━━ SOURCE MATERIAL

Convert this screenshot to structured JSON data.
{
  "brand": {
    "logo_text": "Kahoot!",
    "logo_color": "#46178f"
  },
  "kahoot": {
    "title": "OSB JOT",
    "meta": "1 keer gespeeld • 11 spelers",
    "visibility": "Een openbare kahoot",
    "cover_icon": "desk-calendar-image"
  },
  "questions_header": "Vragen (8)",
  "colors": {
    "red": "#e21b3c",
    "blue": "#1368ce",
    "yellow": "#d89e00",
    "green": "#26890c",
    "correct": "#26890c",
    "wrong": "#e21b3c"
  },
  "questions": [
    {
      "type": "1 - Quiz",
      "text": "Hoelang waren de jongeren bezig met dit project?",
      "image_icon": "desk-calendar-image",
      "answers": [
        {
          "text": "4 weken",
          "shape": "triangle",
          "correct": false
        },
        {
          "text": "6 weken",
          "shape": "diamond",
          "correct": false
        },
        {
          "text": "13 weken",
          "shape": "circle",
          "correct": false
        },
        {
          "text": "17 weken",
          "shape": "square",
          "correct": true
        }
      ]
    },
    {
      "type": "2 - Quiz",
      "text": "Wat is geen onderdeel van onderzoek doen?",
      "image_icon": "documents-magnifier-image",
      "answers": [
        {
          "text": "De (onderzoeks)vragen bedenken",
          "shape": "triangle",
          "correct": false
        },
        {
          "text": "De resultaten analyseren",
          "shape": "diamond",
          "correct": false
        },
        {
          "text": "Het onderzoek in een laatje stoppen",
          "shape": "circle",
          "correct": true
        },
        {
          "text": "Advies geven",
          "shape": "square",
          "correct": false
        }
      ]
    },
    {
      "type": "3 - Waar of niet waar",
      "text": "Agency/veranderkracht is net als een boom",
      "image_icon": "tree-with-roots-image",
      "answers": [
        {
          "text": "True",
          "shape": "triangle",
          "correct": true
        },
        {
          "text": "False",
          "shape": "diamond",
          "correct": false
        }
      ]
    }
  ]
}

━━━━

* [STATED EXERCISE]: In the records above, find each line that holds the word "desk"; copy all such lines.

* [ANSWER TO THE EXERCISE]:
    "cover_icon": "desk-calendar-image"
      "image_icon": "desk-calendar-image",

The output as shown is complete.